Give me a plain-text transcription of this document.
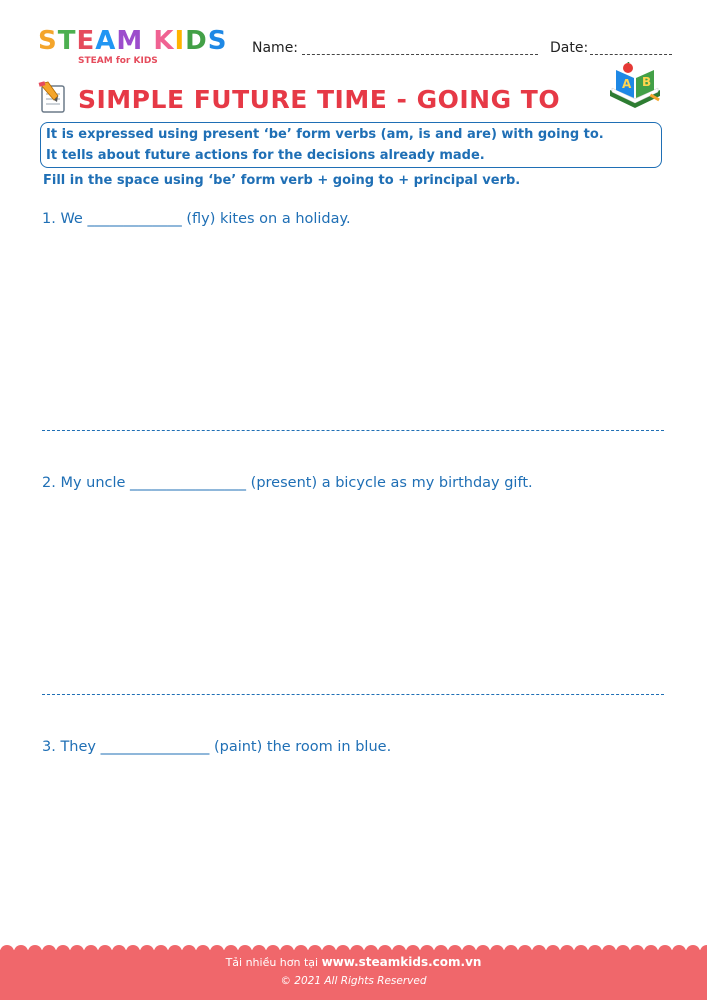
STEAM KIDS
STEAM for KIDS
Name:	Date:
SIMPLE FUTURE TIME - GOING TO
A B
It is expressed using present ‘be’ form verbs (am, is and are) with going to.
It tells about future actions for the decisions already made.
Fill in the space using ‘be’ form verb + going to + principal verb.
1. We _____________ (fly) kites on a holiday.
2. My uncle ________________ (present) a bicycle as my birthday gift.
3. They _______________ (paint) the room in blue.
Tải nhiều hơn tại www.steamkids.com.vn
© 2021 All Rights Reserved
# # # # # # #
What you are asked to do: Each entry above is to be written out again unchanged, apart from the pictures, which are left out.

Output:
Give me a plain-text transcription of this document.
STEAM KIDS
STEAM for KIDS
Name:	Date:
SIMPLE FUTURE TIME - GOING TO
A B
It is expressed using present ‘be’ form verbs (am, is and are) with going to.
It tells about future actions for the decisions already made.
Fill in the space using ‘be’ form verb + going to + principal verb.
1. We _____________ (fly) kites on a holiday.
2. My uncle ________________ (present) a bicycle as my birthday gift.
3. They _______________ (paint) the room in blue.
Tải nhiều hơn tại www.steamkids.com.vn
© 2021 All Rights Reserved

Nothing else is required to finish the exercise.